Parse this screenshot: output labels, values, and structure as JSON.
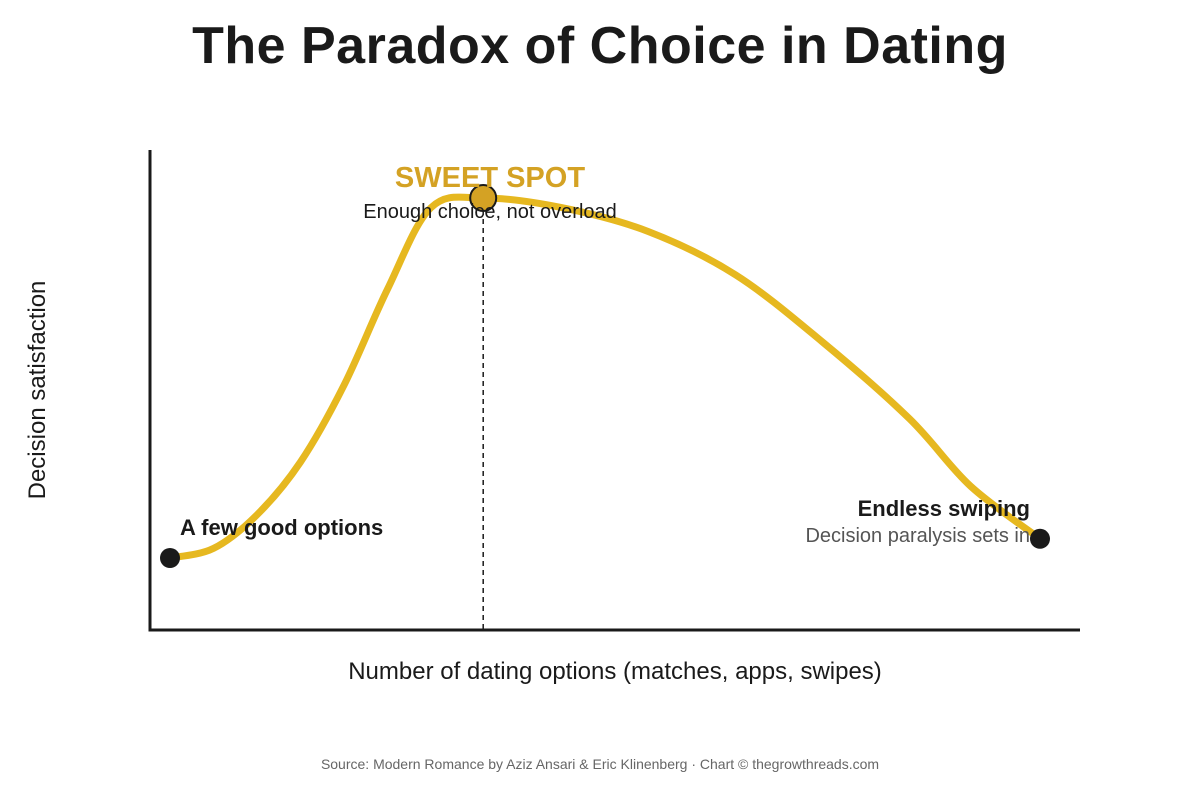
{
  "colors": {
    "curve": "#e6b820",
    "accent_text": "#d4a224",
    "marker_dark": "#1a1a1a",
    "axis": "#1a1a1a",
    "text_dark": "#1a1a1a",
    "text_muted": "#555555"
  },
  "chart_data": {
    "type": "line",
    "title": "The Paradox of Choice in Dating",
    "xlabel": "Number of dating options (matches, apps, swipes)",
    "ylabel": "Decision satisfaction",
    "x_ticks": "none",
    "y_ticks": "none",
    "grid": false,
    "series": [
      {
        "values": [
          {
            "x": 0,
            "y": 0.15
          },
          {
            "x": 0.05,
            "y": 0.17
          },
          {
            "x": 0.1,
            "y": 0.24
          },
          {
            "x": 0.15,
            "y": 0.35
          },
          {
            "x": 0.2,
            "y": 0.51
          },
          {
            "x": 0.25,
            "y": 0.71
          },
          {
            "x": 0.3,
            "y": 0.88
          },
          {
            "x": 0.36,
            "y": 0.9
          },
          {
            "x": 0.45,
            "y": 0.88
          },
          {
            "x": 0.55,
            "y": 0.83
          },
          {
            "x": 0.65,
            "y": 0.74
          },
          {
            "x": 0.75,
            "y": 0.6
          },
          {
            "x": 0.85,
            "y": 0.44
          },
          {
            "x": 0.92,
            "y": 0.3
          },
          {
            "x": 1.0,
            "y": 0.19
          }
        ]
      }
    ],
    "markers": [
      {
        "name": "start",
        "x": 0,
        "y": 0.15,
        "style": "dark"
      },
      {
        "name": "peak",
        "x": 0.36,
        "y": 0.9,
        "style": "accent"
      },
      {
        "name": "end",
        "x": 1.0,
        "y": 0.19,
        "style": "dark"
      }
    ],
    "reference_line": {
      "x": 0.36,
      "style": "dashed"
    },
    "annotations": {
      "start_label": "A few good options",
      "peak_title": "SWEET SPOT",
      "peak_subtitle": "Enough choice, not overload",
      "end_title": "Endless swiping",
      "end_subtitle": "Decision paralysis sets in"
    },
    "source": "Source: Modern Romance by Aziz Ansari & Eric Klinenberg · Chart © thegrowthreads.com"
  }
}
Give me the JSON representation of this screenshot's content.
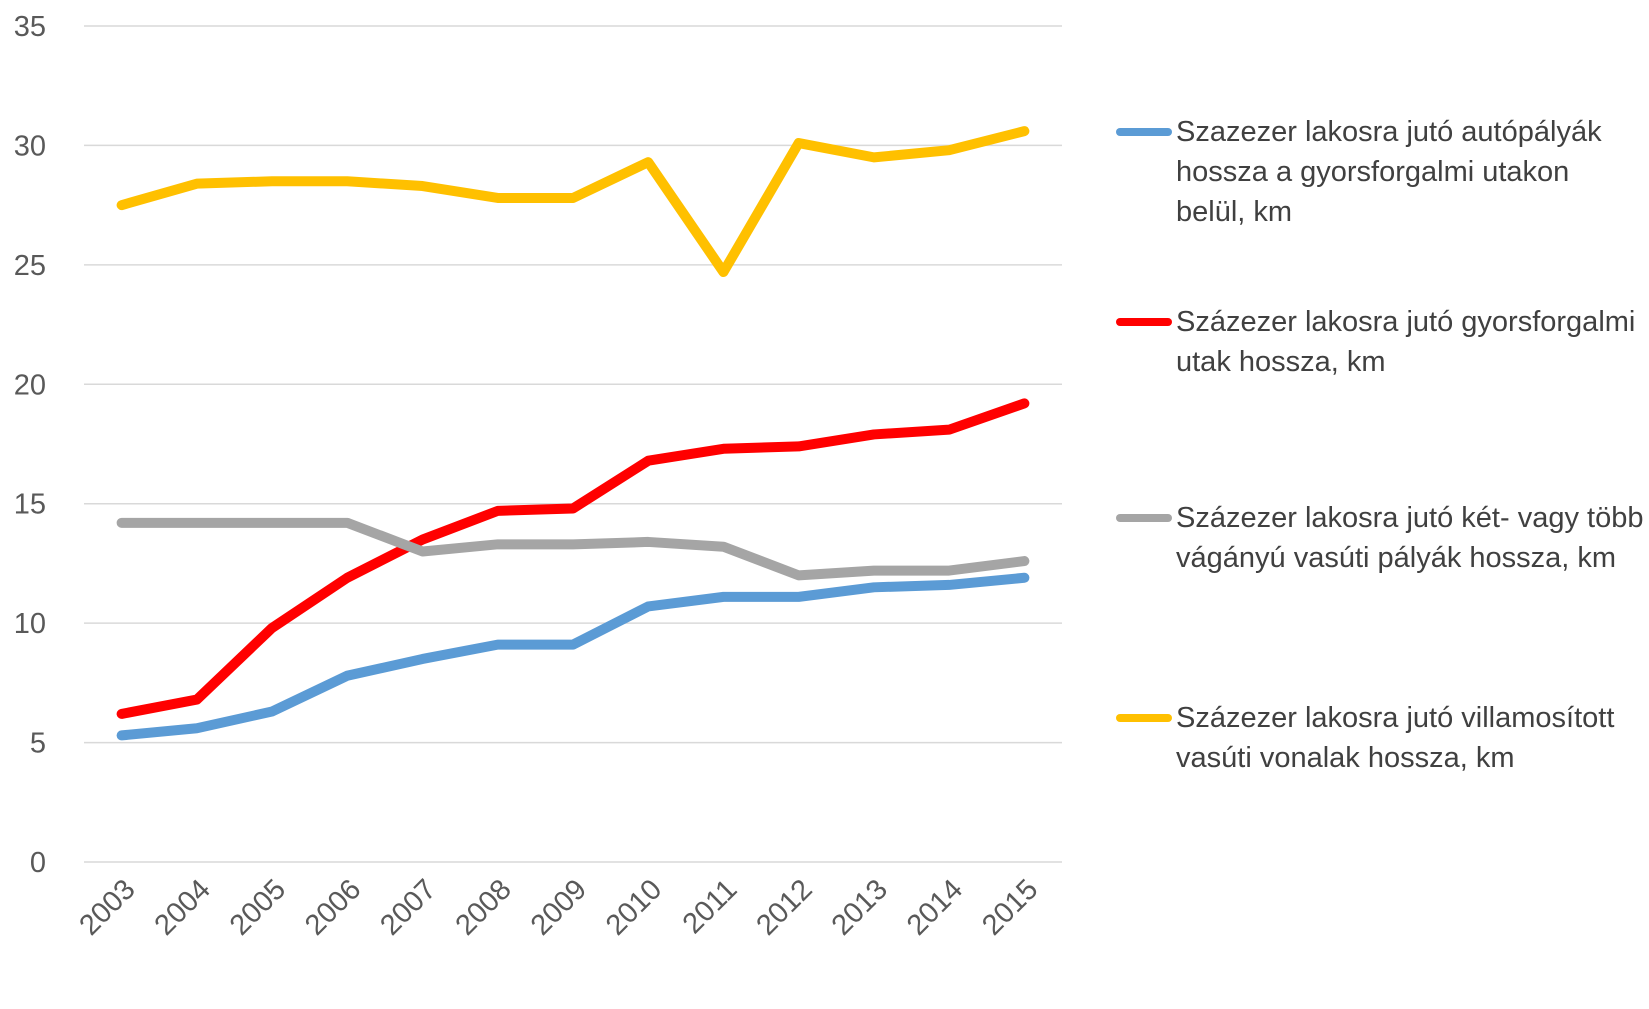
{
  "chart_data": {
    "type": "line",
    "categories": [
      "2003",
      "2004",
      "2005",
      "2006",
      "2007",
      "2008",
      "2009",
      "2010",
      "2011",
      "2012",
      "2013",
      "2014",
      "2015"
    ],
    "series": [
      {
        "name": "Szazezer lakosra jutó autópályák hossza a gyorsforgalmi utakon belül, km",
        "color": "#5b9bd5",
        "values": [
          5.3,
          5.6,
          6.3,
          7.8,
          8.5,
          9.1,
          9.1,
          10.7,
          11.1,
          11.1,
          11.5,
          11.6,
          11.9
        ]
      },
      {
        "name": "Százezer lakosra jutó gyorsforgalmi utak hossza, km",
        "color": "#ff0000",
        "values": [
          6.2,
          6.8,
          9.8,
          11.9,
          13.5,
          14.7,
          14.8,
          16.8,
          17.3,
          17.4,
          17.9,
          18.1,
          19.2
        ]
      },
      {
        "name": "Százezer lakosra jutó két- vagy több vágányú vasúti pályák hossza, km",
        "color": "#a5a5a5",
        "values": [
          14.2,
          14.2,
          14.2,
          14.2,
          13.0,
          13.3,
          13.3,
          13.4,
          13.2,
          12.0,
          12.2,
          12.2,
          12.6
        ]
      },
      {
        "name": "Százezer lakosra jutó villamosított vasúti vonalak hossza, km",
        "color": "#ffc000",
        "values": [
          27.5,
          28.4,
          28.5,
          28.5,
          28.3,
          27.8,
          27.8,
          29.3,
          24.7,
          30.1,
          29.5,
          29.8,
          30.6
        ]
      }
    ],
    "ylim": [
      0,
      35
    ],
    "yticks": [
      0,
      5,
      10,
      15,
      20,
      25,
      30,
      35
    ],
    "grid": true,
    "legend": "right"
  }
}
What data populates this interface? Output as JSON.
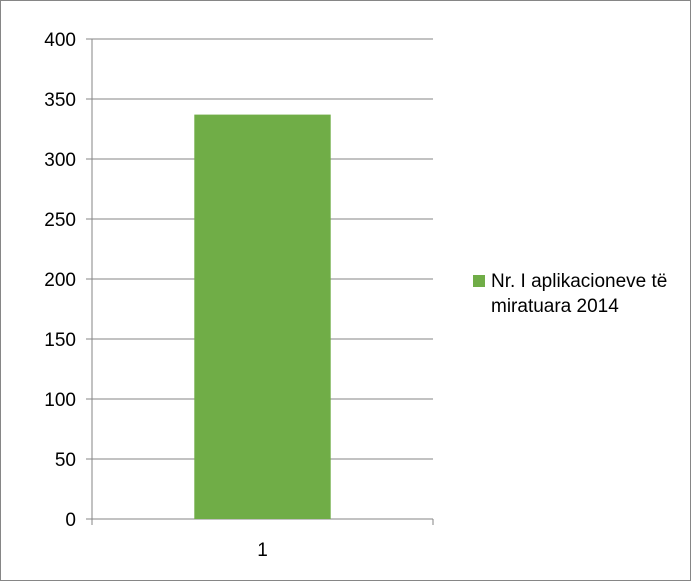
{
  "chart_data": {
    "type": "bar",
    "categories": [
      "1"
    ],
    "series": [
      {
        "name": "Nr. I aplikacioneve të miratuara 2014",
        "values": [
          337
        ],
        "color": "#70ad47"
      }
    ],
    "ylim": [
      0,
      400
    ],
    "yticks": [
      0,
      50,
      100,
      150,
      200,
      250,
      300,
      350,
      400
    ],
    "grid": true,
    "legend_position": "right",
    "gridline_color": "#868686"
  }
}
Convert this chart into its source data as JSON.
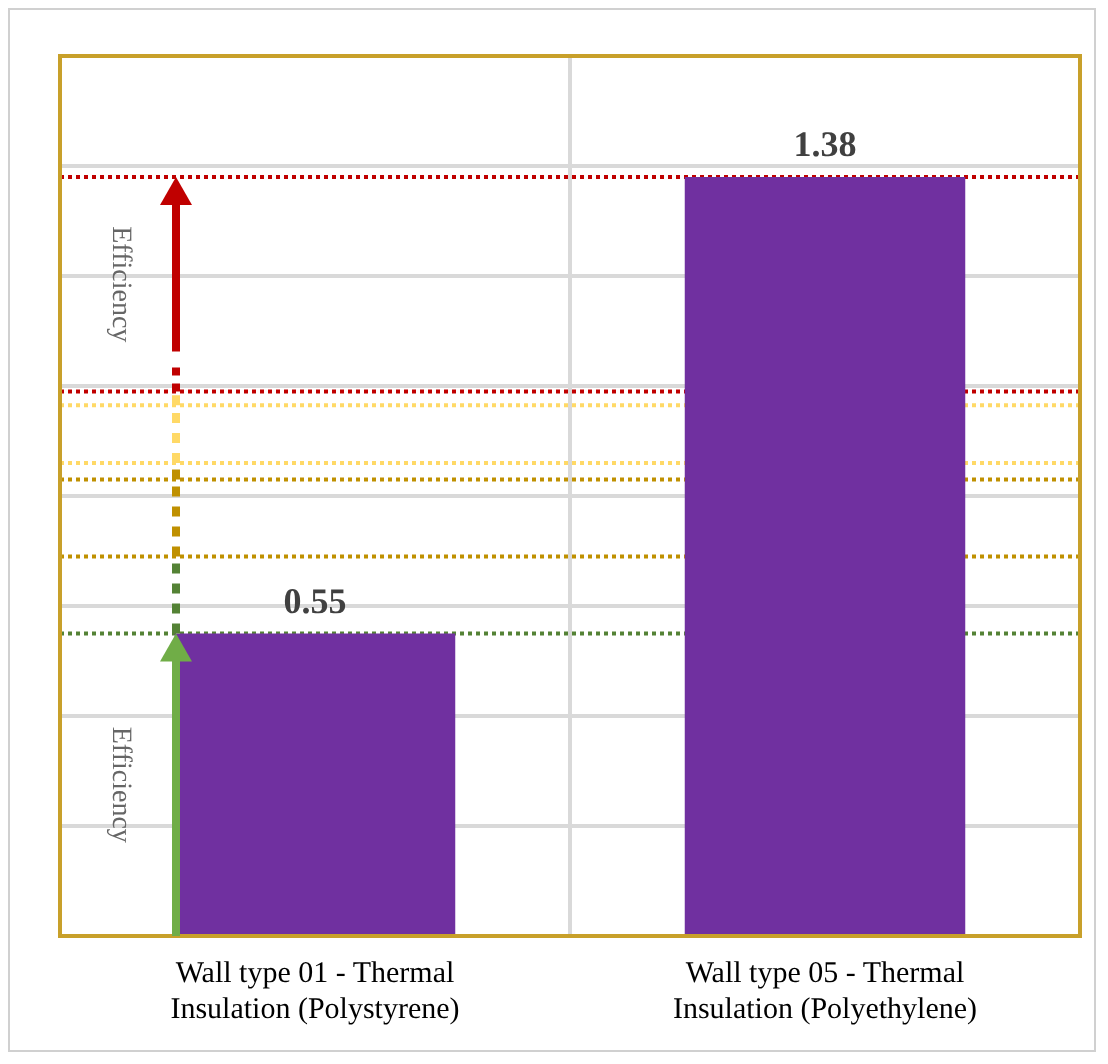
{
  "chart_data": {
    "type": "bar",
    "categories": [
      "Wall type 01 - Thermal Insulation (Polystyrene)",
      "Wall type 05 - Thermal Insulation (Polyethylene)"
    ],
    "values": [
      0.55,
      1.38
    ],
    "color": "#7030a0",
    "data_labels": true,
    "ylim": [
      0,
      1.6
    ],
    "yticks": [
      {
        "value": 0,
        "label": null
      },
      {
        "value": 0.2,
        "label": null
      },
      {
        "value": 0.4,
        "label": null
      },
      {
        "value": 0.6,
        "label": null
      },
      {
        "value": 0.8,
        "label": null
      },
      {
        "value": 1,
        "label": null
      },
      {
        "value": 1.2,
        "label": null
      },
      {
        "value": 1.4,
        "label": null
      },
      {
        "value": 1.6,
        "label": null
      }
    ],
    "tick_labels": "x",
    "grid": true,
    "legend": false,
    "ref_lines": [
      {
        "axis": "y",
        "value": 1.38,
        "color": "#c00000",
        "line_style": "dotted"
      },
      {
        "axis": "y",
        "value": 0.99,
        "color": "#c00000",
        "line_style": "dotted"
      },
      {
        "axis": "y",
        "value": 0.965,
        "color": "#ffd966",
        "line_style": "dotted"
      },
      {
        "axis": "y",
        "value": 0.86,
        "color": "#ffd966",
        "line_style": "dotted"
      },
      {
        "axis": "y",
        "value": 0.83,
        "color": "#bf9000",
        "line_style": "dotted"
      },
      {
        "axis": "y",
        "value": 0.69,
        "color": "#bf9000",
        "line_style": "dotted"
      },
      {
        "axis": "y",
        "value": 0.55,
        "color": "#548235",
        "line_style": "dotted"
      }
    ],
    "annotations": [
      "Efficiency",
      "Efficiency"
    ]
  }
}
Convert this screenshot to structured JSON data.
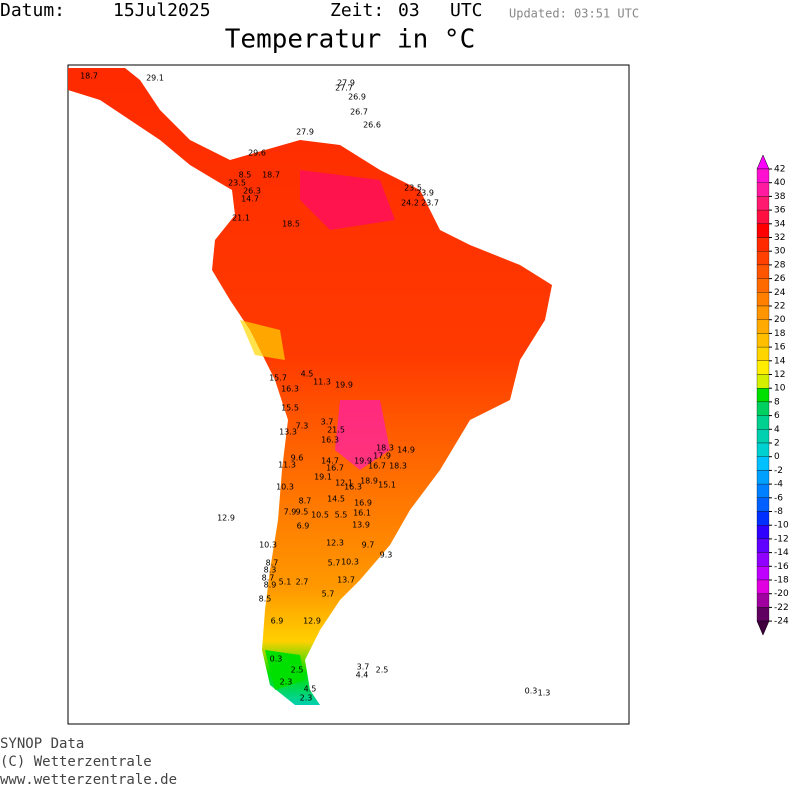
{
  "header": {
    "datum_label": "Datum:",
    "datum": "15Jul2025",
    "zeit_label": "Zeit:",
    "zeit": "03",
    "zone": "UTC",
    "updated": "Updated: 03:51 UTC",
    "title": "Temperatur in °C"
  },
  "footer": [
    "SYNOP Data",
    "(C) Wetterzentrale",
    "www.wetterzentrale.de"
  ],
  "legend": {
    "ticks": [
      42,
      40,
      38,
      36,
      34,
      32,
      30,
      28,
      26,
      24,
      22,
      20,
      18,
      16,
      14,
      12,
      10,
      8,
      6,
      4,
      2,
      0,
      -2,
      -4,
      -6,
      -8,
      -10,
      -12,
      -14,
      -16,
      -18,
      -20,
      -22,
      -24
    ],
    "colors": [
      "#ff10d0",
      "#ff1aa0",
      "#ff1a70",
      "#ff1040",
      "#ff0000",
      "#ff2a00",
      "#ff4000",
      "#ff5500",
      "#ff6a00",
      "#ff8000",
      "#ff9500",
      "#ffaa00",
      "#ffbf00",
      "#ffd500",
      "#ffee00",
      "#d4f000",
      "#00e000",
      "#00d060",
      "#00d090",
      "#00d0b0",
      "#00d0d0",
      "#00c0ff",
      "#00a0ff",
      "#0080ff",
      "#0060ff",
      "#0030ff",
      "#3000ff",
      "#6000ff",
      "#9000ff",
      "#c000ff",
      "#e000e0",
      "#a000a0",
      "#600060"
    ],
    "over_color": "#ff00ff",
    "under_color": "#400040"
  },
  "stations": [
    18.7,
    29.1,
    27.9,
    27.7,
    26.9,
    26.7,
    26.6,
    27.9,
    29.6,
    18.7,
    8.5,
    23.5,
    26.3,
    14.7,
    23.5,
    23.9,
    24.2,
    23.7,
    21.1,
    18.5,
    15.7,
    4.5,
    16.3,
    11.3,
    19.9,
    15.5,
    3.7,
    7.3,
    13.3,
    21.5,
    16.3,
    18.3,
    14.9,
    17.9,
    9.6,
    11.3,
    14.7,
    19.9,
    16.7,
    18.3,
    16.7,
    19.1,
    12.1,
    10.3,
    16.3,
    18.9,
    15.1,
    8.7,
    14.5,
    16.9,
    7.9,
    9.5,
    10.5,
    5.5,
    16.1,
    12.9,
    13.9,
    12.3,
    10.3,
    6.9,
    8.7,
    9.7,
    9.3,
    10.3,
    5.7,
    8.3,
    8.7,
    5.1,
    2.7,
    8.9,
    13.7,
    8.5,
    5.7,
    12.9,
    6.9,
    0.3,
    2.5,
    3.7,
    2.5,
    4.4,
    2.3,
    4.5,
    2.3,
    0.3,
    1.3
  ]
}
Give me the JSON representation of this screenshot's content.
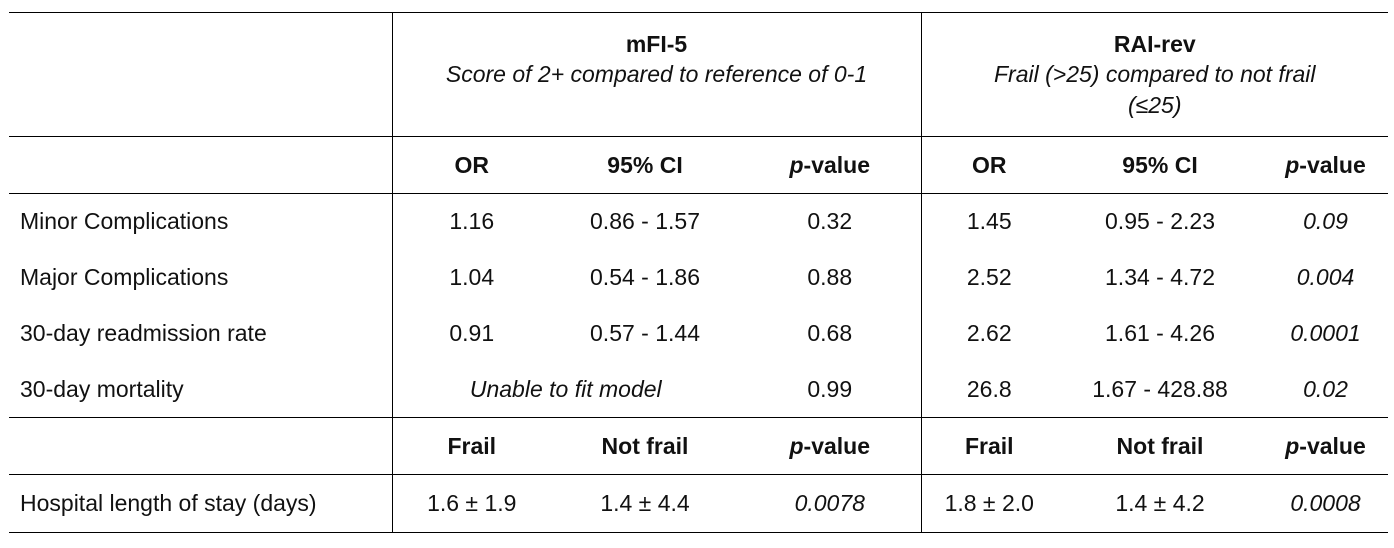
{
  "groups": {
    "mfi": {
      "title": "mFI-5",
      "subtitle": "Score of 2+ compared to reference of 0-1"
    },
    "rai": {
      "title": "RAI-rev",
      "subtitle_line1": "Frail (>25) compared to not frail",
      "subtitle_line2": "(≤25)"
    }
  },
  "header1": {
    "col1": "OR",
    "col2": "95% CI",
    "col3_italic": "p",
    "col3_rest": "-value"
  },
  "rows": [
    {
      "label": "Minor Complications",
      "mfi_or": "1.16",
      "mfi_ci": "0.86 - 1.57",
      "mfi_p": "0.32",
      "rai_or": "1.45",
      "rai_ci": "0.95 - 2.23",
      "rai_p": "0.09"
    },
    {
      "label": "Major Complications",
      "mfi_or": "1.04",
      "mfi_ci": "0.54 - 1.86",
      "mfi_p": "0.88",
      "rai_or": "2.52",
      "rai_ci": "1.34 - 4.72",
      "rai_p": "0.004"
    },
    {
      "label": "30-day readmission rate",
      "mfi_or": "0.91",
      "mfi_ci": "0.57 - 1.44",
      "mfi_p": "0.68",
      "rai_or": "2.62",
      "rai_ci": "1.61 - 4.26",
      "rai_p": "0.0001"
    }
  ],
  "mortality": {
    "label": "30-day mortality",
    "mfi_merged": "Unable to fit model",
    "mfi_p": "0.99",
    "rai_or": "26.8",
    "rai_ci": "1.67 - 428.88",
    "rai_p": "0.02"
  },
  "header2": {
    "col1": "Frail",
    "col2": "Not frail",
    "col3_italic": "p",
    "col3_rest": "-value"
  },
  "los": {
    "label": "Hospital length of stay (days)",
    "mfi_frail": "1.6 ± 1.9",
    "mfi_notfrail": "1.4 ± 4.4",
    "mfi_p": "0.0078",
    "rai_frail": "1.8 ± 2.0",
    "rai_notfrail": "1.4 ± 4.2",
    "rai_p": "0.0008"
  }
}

▶ [INSTRUCTIONS TO FOLLOW]: Pull out every line in the data above that has the word "gyorsforgalmi".

▶ [WORKED ANSWER]:
        "name": "Szazezer lakosra jutó autópályák hossza a gyorsforgalmi utakon belül, km",
        "name": "Százezer lakosra jutó gyorsforgalmi utak hossza, km",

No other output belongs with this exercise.